■ **Extracted data entries**:
....

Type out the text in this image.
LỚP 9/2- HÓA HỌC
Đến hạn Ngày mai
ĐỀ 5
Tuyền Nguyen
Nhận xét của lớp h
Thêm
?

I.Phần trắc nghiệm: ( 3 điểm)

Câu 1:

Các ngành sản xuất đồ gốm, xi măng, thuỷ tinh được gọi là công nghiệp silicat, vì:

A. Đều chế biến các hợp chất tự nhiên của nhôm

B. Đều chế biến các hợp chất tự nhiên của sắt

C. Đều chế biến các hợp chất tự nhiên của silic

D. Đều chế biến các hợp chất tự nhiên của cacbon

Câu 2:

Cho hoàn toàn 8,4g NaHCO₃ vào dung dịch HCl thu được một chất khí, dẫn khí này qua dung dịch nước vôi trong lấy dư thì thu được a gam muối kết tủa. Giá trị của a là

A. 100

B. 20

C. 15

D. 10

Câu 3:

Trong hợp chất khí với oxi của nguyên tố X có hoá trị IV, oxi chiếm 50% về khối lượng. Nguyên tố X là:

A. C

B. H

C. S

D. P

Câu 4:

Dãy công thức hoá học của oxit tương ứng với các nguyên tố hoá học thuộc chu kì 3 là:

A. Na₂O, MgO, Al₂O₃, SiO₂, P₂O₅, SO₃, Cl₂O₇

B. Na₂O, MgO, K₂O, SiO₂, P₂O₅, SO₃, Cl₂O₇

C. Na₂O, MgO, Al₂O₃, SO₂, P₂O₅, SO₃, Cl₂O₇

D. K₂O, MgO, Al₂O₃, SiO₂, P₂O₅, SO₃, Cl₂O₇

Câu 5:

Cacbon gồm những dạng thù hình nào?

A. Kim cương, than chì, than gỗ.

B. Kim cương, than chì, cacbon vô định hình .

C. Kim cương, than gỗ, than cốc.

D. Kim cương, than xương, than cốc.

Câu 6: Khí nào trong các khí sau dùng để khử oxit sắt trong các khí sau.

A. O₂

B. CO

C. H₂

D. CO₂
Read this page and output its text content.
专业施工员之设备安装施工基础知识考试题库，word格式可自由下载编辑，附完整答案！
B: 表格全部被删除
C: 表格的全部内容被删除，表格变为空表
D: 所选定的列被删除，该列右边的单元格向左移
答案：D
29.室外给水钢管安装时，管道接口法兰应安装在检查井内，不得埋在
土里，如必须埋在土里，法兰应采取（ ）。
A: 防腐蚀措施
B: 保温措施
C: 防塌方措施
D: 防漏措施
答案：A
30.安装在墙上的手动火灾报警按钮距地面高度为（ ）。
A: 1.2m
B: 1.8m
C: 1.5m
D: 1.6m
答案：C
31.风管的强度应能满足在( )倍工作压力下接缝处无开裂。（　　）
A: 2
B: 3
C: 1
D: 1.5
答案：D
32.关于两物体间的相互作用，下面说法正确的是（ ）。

....

■ **To be done**: Tally the lines of the material above that contain the word "Al₂O₃" and report the total alone.

■ **Exercise answer**: 3